• [Given records]:
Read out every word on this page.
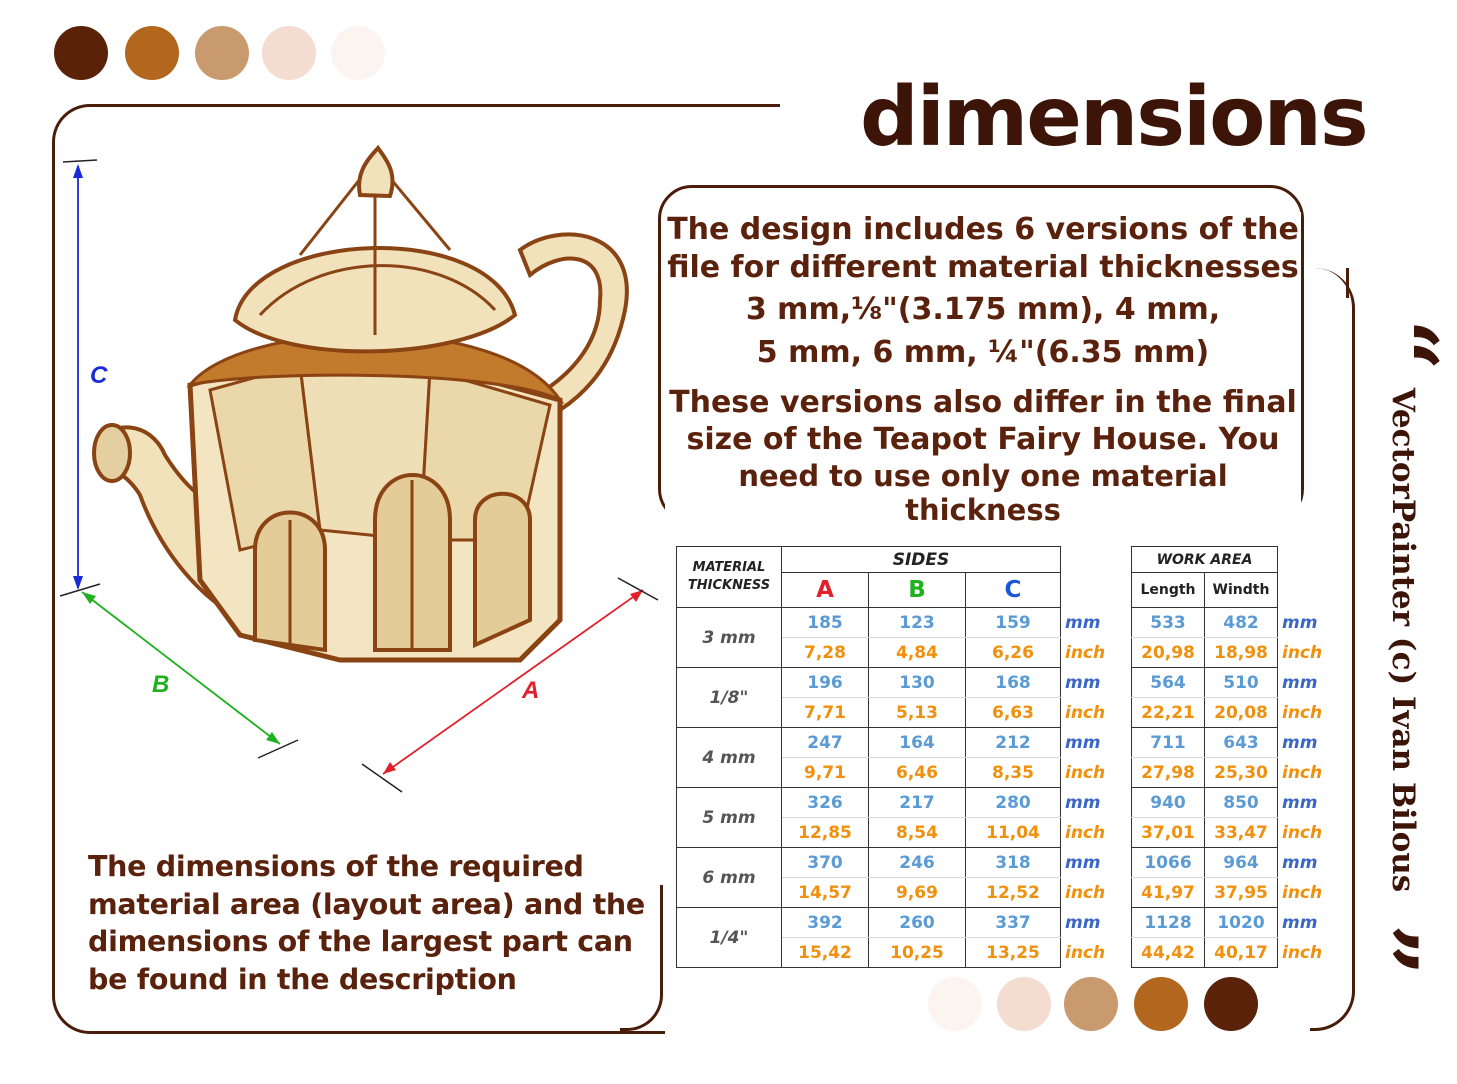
dimensions
The design includes 6 versions of the
file for different material thicknesses
3 mm,⅛"(3.175 mm), 4 mm,
5 mm, 6 mm, ¼"(6.35 mm)
These versions also differ in the final
size of the Teapot Fairy House. You
need to use only one material thickness
C
B	A
The dimensions of the required
material area (layout area) and the
dimensions of the largest part can
be found in the description
“
VectorPainter (c) Ivan Bilous
”
MATERIAL
THICKNESS	SIDES			
	A	B	C	
3 mm	185	123	159	mm
	7,28	4,84	6,26	inch
1/8"	196	130	168	mm
	7,71	5,13	6,63	inch
4 mm	247	164	212	mm
	9,71	6,46	8,35	inch
5 mm	326	217	280	mm
	12,85	8,54	11,04	inch
6 mm	370	246	318	mm
	14,57	9,69	12,52	inch
1/4"	392	260	337	mm
	15,42	10,25	13,25	inch
WORK AREA		
Length	Windth	
533	482	mm
20,98	18,98	inch
564	510	mm
22,21	20,08	inch
711	643	mm
27,98	25,30	inch
940	850	mm
37,01	33,47	inch
1066	964	mm
41,97	37,95	inch
1128	1020	mm
44,42	40,17	inch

• [Task statement]:
Select and copy every line of the material that holds the string "inch".

• [Complete output]:
	7,28	4,84	6,26	inch
	7,71	5,13	6,63	inch
	9,71	6,46	8,35	inch
	12,85	8,54	11,04	inch
	14,57	9,69	12,52	inch
	15,42	10,25	13,25	inch
20,98	18,98	inch
22,21	20,08	inch
27,98	25,30	inch
37,01	33,47	inch
41,97	37,95	inch
44,42	40,17	inch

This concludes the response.